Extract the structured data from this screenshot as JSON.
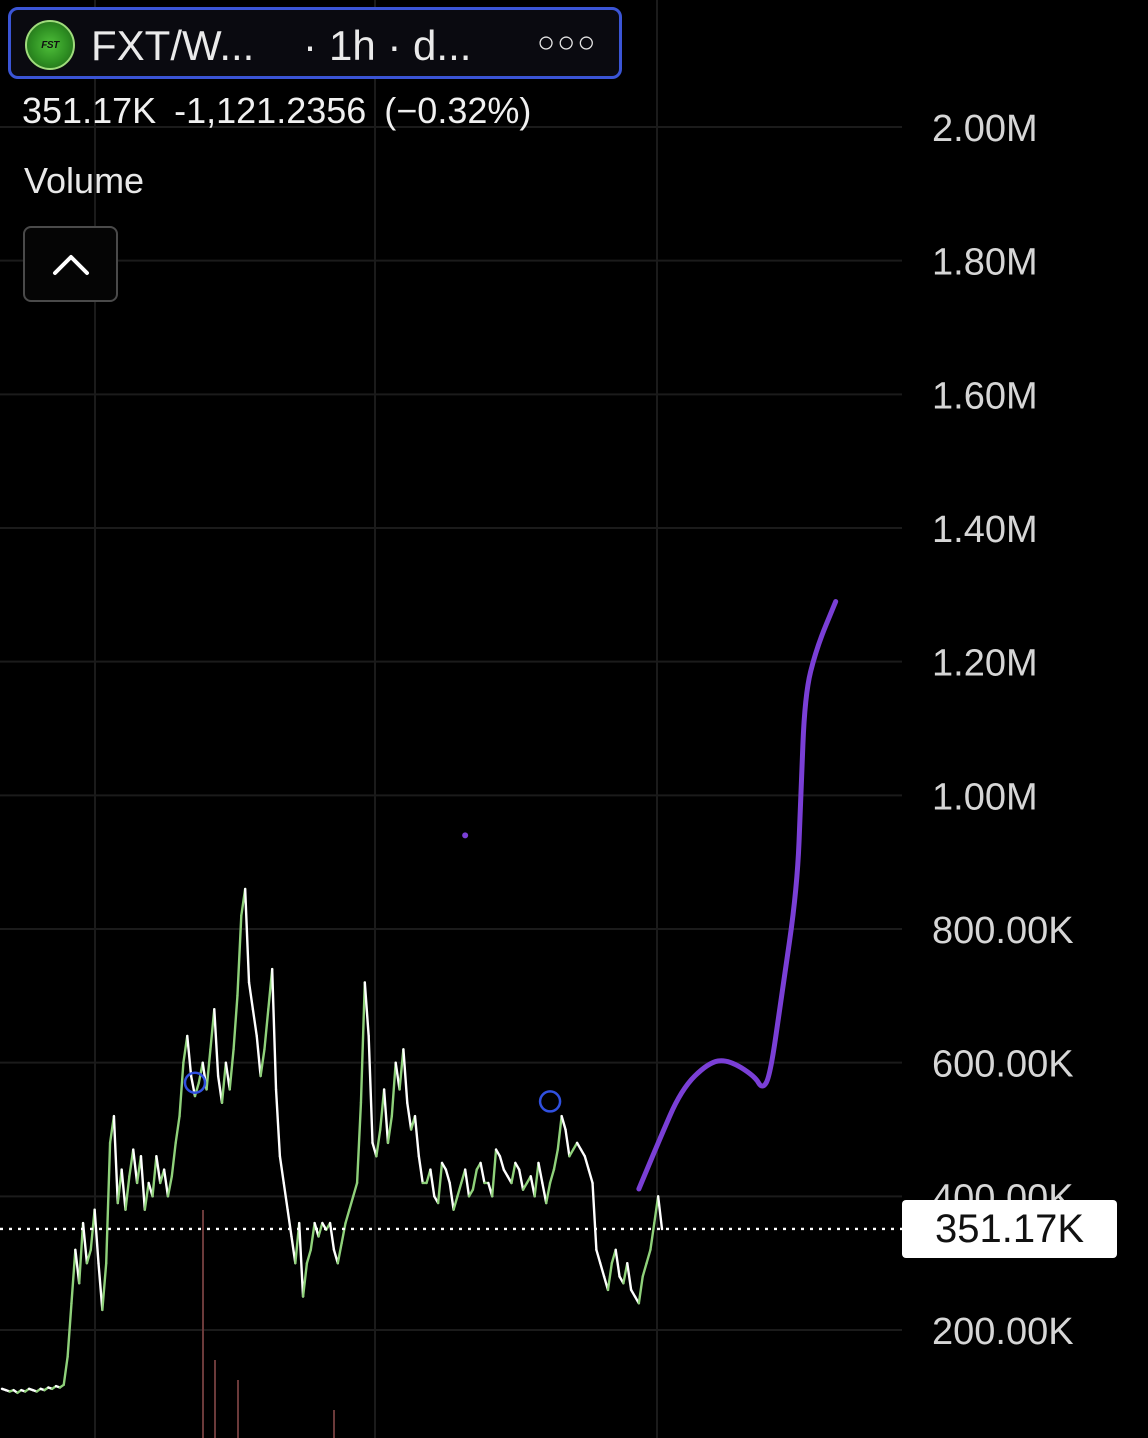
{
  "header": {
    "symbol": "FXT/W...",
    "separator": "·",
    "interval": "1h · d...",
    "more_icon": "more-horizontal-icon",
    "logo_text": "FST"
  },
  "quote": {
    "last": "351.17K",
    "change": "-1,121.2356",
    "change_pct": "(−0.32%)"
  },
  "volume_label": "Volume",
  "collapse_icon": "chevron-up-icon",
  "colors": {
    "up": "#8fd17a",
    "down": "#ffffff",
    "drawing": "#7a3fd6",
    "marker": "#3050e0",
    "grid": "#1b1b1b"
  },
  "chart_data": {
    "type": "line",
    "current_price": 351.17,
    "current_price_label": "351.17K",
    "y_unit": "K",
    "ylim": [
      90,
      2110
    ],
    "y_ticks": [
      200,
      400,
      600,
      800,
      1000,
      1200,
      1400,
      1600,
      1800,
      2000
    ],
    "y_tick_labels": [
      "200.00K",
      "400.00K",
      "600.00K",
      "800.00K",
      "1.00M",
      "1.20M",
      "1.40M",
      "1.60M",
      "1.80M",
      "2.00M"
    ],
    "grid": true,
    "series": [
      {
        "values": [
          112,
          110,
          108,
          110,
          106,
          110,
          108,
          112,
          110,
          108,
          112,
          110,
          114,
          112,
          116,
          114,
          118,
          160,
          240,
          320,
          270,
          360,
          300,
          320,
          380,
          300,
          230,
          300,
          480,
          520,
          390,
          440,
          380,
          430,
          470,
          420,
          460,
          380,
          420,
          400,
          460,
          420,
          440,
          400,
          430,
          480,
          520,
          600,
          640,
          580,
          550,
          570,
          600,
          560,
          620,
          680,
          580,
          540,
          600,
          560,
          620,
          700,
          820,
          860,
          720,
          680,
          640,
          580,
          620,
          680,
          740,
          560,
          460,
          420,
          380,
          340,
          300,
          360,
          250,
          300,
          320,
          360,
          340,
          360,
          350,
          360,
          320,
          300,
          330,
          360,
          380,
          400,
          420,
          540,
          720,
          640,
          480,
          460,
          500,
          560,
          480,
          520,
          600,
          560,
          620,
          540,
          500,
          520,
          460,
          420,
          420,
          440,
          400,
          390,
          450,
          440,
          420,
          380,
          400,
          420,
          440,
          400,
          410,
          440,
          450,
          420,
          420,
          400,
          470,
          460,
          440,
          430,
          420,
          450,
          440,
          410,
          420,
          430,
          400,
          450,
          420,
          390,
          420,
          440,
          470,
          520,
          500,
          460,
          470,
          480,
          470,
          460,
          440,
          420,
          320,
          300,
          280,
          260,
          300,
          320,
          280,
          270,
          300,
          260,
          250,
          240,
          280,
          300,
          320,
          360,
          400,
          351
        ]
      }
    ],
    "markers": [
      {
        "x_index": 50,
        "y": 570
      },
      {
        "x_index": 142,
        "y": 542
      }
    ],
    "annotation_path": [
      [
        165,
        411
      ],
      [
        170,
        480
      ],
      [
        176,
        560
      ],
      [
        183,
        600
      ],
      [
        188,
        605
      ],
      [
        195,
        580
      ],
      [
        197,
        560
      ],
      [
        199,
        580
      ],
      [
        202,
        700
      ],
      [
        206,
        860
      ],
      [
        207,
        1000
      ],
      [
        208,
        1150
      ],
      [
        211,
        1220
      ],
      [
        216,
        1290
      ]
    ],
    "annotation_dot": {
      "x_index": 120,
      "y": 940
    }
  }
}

**Exercise details:**
List each line holding the string "icon".

**Output:**
    "more_icon": "more-horizontal-icon",
  "collapse_icon": "chevron-up-icon",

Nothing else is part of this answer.